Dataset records
▼

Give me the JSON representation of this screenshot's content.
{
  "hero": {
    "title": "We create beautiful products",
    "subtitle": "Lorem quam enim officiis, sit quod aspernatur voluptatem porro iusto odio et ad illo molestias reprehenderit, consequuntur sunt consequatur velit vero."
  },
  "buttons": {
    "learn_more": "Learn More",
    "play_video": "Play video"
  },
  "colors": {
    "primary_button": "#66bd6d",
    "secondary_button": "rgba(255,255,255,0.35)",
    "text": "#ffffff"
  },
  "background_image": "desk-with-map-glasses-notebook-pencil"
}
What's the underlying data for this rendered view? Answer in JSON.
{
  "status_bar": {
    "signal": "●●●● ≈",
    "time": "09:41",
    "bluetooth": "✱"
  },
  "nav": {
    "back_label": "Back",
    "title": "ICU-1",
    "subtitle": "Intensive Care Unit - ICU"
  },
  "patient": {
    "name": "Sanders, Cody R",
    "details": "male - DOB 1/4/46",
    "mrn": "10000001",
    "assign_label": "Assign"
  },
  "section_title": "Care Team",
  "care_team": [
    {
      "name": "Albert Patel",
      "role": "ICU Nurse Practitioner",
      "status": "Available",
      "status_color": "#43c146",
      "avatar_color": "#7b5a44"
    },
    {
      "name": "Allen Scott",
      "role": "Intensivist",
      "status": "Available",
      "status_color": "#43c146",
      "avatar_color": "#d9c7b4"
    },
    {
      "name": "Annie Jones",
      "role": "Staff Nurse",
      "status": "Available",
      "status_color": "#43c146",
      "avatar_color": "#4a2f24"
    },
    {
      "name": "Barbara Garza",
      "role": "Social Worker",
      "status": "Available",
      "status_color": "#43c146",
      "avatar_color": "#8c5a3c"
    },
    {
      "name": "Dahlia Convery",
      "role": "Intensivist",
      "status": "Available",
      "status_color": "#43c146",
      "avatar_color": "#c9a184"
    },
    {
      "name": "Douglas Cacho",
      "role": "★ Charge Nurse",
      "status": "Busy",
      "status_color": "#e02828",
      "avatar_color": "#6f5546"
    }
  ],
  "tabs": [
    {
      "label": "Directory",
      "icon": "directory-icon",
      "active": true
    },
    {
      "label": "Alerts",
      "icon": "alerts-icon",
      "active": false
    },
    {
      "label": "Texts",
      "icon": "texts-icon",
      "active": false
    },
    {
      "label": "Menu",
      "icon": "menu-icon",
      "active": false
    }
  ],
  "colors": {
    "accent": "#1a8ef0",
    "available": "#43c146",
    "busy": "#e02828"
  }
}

▲

= GIVEN REQUEST =
Show the lines of the material that contain the word "Nurse".

= THE COMPLETED TASK =
      "role": "ICU Nurse Practitioner",
      "role": "Staff Nurse",
      "role": "★ Charge Nurse",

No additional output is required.